REQUIRED WORK:
Set the listing down again exactly, please, apart from its pictures.
********
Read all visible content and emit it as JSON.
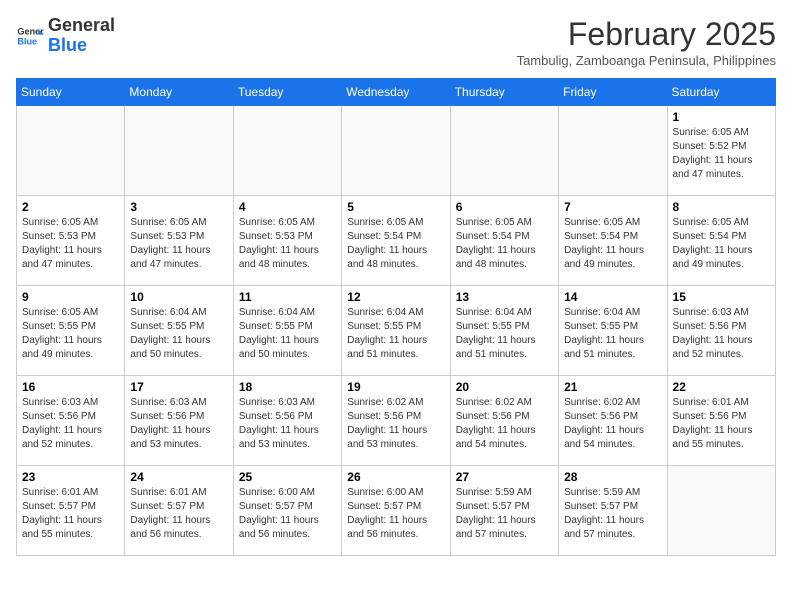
{
  "header": {
    "logo_line1": "General",
    "logo_line2": "Blue",
    "month": "February 2025",
    "location": "Tambulig, Zamboanga Peninsula, Philippines"
  },
  "days_of_week": [
    "Sunday",
    "Monday",
    "Tuesday",
    "Wednesday",
    "Thursday",
    "Friday",
    "Saturday"
  ],
  "weeks": [
    [
      {
        "day": "",
        "info": ""
      },
      {
        "day": "",
        "info": ""
      },
      {
        "day": "",
        "info": ""
      },
      {
        "day": "",
        "info": ""
      },
      {
        "day": "",
        "info": ""
      },
      {
        "day": "",
        "info": ""
      },
      {
        "day": "1",
        "info": "Sunrise: 6:05 AM\nSunset: 5:52 PM\nDaylight: 11 hours\nand 47 minutes."
      }
    ],
    [
      {
        "day": "2",
        "info": "Sunrise: 6:05 AM\nSunset: 5:53 PM\nDaylight: 11 hours\nand 47 minutes."
      },
      {
        "day": "3",
        "info": "Sunrise: 6:05 AM\nSunset: 5:53 PM\nDaylight: 11 hours\nand 47 minutes."
      },
      {
        "day": "4",
        "info": "Sunrise: 6:05 AM\nSunset: 5:53 PM\nDaylight: 11 hours\nand 48 minutes."
      },
      {
        "day": "5",
        "info": "Sunrise: 6:05 AM\nSunset: 5:54 PM\nDaylight: 11 hours\nand 48 minutes."
      },
      {
        "day": "6",
        "info": "Sunrise: 6:05 AM\nSunset: 5:54 PM\nDaylight: 11 hours\nand 48 minutes."
      },
      {
        "day": "7",
        "info": "Sunrise: 6:05 AM\nSunset: 5:54 PM\nDaylight: 11 hours\nand 49 minutes."
      },
      {
        "day": "8",
        "info": "Sunrise: 6:05 AM\nSunset: 5:54 PM\nDaylight: 11 hours\nand 49 minutes."
      }
    ],
    [
      {
        "day": "9",
        "info": "Sunrise: 6:05 AM\nSunset: 5:55 PM\nDaylight: 11 hours\nand 49 minutes."
      },
      {
        "day": "10",
        "info": "Sunrise: 6:04 AM\nSunset: 5:55 PM\nDaylight: 11 hours\nand 50 minutes."
      },
      {
        "day": "11",
        "info": "Sunrise: 6:04 AM\nSunset: 5:55 PM\nDaylight: 11 hours\nand 50 minutes."
      },
      {
        "day": "12",
        "info": "Sunrise: 6:04 AM\nSunset: 5:55 PM\nDaylight: 11 hours\nand 51 minutes."
      },
      {
        "day": "13",
        "info": "Sunrise: 6:04 AM\nSunset: 5:55 PM\nDaylight: 11 hours\nand 51 minutes."
      },
      {
        "day": "14",
        "info": "Sunrise: 6:04 AM\nSunset: 5:55 PM\nDaylight: 11 hours\nand 51 minutes."
      },
      {
        "day": "15",
        "info": "Sunrise: 6:03 AM\nSunset: 5:56 PM\nDaylight: 11 hours\nand 52 minutes."
      }
    ],
    [
      {
        "day": "16",
        "info": "Sunrise: 6:03 AM\nSunset: 5:56 PM\nDaylight: 11 hours\nand 52 minutes."
      },
      {
        "day": "17",
        "info": "Sunrise: 6:03 AM\nSunset: 5:56 PM\nDaylight: 11 hours\nand 53 minutes."
      },
      {
        "day": "18",
        "info": "Sunrise: 6:03 AM\nSunset: 5:56 PM\nDaylight: 11 hours\nand 53 minutes."
      },
      {
        "day": "19",
        "info": "Sunrise: 6:02 AM\nSunset: 5:56 PM\nDaylight: 11 hours\nand 53 minutes."
      },
      {
        "day": "20",
        "info": "Sunrise: 6:02 AM\nSunset: 5:56 PM\nDaylight: 11 hours\nand 54 minutes."
      },
      {
        "day": "21",
        "info": "Sunrise: 6:02 AM\nSunset: 5:56 PM\nDaylight: 11 hours\nand 54 minutes."
      },
      {
        "day": "22",
        "info": "Sunrise: 6:01 AM\nSunset: 5:56 PM\nDaylight: 11 hours\nand 55 minutes."
      }
    ],
    [
      {
        "day": "23",
        "info": "Sunrise: 6:01 AM\nSunset: 5:57 PM\nDaylight: 11 hours\nand 55 minutes."
      },
      {
        "day": "24",
        "info": "Sunrise: 6:01 AM\nSunset: 5:57 PM\nDaylight: 11 hours\nand 56 minutes."
      },
      {
        "day": "25",
        "info": "Sunrise: 6:00 AM\nSunset: 5:57 PM\nDaylight: 11 hours\nand 56 minutes."
      },
      {
        "day": "26",
        "info": "Sunrise: 6:00 AM\nSunset: 5:57 PM\nDaylight: 11 hours\nand 56 minutes."
      },
      {
        "day": "27",
        "info": "Sunrise: 5:59 AM\nSunset: 5:57 PM\nDaylight: 11 hours\nand 57 minutes."
      },
      {
        "day": "28",
        "info": "Sunrise: 5:59 AM\nSunset: 5:57 PM\nDaylight: 11 hours\nand 57 minutes."
      },
      {
        "day": "",
        "info": ""
      }
    ]
  ]
}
********
TASK SOLUTION:
Read all visible content and emit it as JSON.
{
  "header": {
    "logo_line1": "General",
    "logo_line2": "Blue",
    "month": "February 2025",
    "location": "Tambulig, Zamboanga Peninsula, Philippines"
  },
  "days_of_week": [
    "Sunday",
    "Monday",
    "Tuesday",
    "Wednesday",
    "Thursday",
    "Friday",
    "Saturday"
  ],
  "weeks": [
    [
      {
        "day": "",
        "info": ""
      },
      {
        "day": "",
        "info": ""
      },
      {
        "day": "",
        "info": ""
      },
      {
        "day": "",
        "info": ""
      },
      {
        "day": "",
        "info": ""
      },
      {
        "day": "",
        "info": ""
      },
      {
        "day": "1",
        "info": "Sunrise: 6:05 AM\nSunset: 5:52 PM\nDaylight: 11 hours\nand 47 minutes."
      }
    ],
    [
      {
        "day": "2",
        "info": "Sunrise: 6:05 AM\nSunset: 5:53 PM\nDaylight: 11 hours\nand 47 minutes."
      },
      {
        "day": "3",
        "info": "Sunrise: 6:05 AM\nSunset: 5:53 PM\nDaylight: 11 hours\nand 47 minutes."
      },
      {
        "day": "4",
        "info": "Sunrise: 6:05 AM\nSunset: 5:53 PM\nDaylight: 11 hours\nand 48 minutes."
      },
      {
        "day": "5",
        "info": "Sunrise: 6:05 AM\nSunset: 5:54 PM\nDaylight: 11 hours\nand 48 minutes."
      },
      {
        "day": "6",
        "info": "Sunrise: 6:05 AM\nSunset: 5:54 PM\nDaylight: 11 hours\nand 48 minutes."
      },
      {
        "day": "7",
        "info": "Sunrise: 6:05 AM\nSunset: 5:54 PM\nDaylight: 11 hours\nand 49 minutes."
      },
      {
        "day": "8",
        "info": "Sunrise: 6:05 AM\nSunset: 5:54 PM\nDaylight: 11 hours\nand 49 minutes."
      }
    ],
    [
      {
        "day": "9",
        "info": "Sunrise: 6:05 AM\nSunset: 5:55 PM\nDaylight: 11 hours\nand 49 minutes."
      },
      {
        "day": "10",
        "info": "Sunrise: 6:04 AM\nSunset: 5:55 PM\nDaylight: 11 hours\nand 50 minutes."
      },
      {
        "day": "11",
        "info": "Sunrise: 6:04 AM\nSunset: 5:55 PM\nDaylight: 11 hours\nand 50 minutes."
      },
      {
        "day": "12",
        "info": "Sunrise: 6:04 AM\nSunset: 5:55 PM\nDaylight: 11 hours\nand 51 minutes."
      },
      {
        "day": "13",
        "info": "Sunrise: 6:04 AM\nSunset: 5:55 PM\nDaylight: 11 hours\nand 51 minutes."
      },
      {
        "day": "14",
        "info": "Sunrise: 6:04 AM\nSunset: 5:55 PM\nDaylight: 11 hours\nand 51 minutes."
      },
      {
        "day": "15",
        "info": "Sunrise: 6:03 AM\nSunset: 5:56 PM\nDaylight: 11 hours\nand 52 minutes."
      }
    ],
    [
      {
        "day": "16",
        "info": "Sunrise: 6:03 AM\nSunset: 5:56 PM\nDaylight: 11 hours\nand 52 minutes."
      },
      {
        "day": "17",
        "info": "Sunrise: 6:03 AM\nSunset: 5:56 PM\nDaylight: 11 hours\nand 53 minutes."
      },
      {
        "day": "18",
        "info": "Sunrise: 6:03 AM\nSunset: 5:56 PM\nDaylight: 11 hours\nand 53 minutes."
      },
      {
        "day": "19",
        "info": "Sunrise: 6:02 AM\nSunset: 5:56 PM\nDaylight: 11 hours\nand 53 minutes."
      },
      {
        "day": "20",
        "info": "Sunrise: 6:02 AM\nSunset: 5:56 PM\nDaylight: 11 hours\nand 54 minutes."
      },
      {
        "day": "21",
        "info": "Sunrise: 6:02 AM\nSunset: 5:56 PM\nDaylight: 11 hours\nand 54 minutes."
      },
      {
        "day": "22",
        "info": "Sunrise: 6:01 AM\nSunset: 5:56 PM\nDaylight: 11 hours\nand 55 minutes."
      }
    ],
    [
      {
        "day": "23",
        "info": "Sunrise: 6:01 AM\nSunset: 5:57 PM\nDaylight: 11 hours\nand 55 minutes."
      },
      {
        "day": "24",
        "info": "Sunrise: 6:01 AM\nSunset: 5:57 PM\nDaylight: 11 hours\nand 56 minutes."
      },
      {
        "day": "25",
        "info": "Sunrise: 6:00 AM\nSunset: 5:57 PM\nDaylight: 11 hours\nand 56 minutes."
      },
      {
        "day": "26",
        "info": "Sunrise: 6:00 AM\nSunset: 5:57 PM\nDaylight: 11 hours\nand 56 minutes."
      },
      {
        "day": "27",
        "info": "Sunrise: 5:59 AM\nSunset: 5:57 PM\nDaylight: 11 hours\nand 57 minutes."
      },
      {
        "day": "28",
        "info": "Sunrise: 5:59 AM\nSunset: 5:57 PM\nDaylight: 11 hours\nand 57 minutes."
      },
      {
        "day": "",
        "info": ""
      }
    ]
  ]
}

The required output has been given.